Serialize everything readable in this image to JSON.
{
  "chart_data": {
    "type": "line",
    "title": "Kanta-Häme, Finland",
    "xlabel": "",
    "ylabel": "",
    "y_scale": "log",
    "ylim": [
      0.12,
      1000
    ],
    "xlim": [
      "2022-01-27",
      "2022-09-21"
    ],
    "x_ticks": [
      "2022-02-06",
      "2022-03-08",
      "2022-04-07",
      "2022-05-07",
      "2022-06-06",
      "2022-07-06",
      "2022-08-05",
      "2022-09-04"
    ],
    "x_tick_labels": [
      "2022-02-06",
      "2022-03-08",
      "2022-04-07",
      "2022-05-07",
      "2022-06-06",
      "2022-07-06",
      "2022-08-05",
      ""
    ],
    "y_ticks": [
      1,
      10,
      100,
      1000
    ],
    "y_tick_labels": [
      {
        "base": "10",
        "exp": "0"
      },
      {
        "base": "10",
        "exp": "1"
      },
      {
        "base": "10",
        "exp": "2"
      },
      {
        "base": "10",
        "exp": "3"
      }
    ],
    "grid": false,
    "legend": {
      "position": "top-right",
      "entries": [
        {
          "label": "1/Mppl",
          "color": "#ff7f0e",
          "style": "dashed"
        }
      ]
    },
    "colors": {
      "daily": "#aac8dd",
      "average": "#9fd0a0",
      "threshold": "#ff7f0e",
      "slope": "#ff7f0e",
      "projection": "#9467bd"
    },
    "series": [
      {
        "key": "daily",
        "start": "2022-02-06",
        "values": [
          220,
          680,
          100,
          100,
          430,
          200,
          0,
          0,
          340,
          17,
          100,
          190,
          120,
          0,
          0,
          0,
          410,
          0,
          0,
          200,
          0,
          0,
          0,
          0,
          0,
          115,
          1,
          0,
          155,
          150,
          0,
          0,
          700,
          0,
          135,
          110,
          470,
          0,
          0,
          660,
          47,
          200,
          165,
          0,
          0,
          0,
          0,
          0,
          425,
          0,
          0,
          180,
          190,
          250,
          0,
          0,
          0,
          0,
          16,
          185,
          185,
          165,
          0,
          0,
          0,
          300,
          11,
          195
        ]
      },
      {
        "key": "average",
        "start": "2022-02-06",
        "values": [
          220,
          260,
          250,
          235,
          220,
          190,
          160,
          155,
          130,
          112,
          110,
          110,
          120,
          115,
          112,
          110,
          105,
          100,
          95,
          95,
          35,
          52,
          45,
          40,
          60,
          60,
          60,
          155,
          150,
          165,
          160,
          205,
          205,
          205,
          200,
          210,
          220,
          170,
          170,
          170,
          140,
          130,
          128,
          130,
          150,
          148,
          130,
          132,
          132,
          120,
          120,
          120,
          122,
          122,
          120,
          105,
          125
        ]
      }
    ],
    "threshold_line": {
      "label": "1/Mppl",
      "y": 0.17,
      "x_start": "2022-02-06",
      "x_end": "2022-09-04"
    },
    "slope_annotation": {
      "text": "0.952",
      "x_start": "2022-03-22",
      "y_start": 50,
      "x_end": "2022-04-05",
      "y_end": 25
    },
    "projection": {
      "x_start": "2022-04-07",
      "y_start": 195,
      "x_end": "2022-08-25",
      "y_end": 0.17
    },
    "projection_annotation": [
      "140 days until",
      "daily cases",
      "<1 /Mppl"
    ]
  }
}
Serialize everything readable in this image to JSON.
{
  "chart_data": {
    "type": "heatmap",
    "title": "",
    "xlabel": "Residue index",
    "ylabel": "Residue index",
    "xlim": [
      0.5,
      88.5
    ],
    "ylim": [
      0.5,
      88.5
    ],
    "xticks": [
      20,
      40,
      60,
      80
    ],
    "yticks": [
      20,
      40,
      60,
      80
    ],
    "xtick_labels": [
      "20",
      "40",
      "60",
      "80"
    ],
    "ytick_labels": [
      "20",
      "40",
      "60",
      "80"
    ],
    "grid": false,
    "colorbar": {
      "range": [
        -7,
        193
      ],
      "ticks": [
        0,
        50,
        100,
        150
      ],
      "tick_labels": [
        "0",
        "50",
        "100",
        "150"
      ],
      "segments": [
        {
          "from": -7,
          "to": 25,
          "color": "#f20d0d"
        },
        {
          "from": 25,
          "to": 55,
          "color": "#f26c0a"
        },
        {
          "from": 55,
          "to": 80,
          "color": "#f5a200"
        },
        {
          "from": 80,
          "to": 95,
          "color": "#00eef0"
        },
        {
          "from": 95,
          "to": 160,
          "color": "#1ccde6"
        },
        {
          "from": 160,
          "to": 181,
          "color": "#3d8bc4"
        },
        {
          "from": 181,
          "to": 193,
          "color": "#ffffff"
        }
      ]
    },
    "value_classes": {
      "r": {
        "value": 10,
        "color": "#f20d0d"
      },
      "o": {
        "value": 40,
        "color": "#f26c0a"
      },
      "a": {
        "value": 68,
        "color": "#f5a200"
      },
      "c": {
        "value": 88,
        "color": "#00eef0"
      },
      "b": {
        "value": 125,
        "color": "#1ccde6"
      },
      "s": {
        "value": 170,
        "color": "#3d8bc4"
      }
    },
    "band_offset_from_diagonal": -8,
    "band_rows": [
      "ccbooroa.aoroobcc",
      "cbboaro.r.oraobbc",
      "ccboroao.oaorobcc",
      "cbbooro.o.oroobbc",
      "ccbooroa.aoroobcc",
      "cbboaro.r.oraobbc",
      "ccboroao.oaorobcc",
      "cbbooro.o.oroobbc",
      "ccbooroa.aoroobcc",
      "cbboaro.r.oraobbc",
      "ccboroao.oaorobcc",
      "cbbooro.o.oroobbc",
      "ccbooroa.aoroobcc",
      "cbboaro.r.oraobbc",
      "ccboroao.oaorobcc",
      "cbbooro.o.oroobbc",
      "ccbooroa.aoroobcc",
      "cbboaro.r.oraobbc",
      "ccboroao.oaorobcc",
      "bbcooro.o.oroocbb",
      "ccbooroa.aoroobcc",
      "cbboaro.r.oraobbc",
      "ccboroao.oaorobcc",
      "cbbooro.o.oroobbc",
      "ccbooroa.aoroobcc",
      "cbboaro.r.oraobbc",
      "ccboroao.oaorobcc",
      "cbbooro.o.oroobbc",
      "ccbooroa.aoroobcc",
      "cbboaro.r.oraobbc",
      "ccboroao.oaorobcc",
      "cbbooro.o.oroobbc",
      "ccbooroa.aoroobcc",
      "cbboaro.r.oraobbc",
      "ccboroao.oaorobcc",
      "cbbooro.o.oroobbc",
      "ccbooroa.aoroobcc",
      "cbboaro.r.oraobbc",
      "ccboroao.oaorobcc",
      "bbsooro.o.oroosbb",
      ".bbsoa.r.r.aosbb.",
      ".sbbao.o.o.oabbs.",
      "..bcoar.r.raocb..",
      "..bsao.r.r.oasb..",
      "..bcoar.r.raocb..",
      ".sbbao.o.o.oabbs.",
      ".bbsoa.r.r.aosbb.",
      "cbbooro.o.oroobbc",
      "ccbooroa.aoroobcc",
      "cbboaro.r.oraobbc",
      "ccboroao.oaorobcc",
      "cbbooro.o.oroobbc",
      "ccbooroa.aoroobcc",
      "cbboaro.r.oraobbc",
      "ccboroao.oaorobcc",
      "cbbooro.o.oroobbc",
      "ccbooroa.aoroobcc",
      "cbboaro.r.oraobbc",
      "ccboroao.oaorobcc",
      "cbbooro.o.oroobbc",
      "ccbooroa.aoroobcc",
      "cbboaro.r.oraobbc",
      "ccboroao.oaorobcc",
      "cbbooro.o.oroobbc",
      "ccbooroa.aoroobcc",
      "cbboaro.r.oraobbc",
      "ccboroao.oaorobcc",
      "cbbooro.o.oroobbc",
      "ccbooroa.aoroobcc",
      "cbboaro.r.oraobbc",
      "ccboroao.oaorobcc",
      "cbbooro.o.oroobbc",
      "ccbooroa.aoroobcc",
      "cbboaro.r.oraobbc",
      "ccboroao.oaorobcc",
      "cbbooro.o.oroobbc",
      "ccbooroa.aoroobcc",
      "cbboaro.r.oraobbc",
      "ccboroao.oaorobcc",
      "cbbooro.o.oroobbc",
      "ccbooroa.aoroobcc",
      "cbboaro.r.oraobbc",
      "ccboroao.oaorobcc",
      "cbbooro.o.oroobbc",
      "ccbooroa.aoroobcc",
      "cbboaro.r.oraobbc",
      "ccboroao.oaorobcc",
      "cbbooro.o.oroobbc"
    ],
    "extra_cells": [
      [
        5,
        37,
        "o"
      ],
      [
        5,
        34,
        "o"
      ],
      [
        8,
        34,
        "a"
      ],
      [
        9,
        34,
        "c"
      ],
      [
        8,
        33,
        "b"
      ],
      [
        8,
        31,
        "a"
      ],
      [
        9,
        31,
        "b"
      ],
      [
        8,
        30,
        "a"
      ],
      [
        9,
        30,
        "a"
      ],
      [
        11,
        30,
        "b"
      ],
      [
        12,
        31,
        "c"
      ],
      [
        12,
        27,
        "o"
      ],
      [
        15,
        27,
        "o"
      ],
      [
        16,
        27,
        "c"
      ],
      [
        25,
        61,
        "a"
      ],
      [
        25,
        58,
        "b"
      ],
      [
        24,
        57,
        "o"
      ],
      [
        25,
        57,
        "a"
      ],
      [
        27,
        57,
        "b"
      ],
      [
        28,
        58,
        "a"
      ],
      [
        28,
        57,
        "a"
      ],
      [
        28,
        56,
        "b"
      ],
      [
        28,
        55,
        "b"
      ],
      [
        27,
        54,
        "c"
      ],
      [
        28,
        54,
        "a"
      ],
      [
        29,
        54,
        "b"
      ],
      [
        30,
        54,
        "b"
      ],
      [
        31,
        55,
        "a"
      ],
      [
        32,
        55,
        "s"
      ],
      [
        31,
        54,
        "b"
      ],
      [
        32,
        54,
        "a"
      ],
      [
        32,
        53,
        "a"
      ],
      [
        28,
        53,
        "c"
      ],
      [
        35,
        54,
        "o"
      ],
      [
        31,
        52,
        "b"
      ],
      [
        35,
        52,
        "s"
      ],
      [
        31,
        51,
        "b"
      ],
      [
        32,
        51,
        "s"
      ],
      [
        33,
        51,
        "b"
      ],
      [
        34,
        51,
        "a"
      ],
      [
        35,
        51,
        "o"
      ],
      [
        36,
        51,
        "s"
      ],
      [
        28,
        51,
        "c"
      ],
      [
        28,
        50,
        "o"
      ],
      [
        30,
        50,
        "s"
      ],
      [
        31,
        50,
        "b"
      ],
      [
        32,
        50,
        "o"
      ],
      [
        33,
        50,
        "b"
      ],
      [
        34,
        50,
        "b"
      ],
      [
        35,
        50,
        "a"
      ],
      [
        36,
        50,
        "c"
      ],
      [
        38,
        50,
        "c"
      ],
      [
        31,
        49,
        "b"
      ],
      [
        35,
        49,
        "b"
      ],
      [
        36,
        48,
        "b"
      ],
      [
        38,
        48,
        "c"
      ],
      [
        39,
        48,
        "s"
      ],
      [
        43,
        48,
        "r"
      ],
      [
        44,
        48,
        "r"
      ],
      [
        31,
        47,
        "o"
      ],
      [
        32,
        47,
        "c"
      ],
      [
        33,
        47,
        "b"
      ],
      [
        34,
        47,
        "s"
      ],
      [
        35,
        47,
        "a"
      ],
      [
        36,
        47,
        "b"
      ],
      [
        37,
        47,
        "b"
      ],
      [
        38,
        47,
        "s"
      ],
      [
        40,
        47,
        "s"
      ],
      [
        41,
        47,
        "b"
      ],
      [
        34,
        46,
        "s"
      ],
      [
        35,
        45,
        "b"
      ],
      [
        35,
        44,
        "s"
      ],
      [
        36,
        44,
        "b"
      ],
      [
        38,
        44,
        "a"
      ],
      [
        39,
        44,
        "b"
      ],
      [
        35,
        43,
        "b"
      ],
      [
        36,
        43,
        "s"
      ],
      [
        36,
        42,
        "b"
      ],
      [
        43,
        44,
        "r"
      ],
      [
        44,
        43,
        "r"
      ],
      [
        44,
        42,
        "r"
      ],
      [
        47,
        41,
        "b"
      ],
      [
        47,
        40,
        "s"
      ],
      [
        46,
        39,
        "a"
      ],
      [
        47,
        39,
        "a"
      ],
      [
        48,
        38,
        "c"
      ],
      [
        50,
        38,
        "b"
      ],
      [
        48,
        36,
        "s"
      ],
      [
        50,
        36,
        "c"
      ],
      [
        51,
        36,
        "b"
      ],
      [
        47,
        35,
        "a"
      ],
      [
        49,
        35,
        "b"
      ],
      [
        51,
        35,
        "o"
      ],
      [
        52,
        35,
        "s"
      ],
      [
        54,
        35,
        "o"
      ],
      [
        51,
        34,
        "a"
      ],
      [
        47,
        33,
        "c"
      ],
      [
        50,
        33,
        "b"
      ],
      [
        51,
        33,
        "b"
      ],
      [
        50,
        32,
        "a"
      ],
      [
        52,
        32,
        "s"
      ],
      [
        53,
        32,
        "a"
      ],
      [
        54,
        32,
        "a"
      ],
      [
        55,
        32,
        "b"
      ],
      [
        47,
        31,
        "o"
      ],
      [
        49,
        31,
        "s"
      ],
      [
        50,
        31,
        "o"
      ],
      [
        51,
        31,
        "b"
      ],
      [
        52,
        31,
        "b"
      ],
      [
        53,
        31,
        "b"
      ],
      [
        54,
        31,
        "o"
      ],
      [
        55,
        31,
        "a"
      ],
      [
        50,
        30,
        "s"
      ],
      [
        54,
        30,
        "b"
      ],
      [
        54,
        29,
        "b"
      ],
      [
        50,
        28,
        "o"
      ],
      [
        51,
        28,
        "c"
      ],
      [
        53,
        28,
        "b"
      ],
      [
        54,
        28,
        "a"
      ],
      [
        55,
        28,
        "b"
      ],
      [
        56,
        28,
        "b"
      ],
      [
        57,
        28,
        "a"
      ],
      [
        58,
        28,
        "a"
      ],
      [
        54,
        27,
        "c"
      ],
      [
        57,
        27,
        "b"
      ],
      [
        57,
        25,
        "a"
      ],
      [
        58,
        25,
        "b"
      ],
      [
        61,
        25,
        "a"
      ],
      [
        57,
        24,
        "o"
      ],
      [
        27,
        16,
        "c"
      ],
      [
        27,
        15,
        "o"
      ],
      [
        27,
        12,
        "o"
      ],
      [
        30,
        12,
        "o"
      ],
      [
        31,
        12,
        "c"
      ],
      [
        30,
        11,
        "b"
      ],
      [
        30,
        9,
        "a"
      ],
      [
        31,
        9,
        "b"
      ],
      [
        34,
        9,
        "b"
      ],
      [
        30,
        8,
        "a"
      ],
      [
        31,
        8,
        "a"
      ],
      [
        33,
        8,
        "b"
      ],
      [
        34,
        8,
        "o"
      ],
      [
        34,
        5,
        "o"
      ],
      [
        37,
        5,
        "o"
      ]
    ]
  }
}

- [Task objective] Go through the entries above and pull out each line with "index" in it.

- [Result below]
    "xlabel": "Residue index",
    "ylabel": "Residue index",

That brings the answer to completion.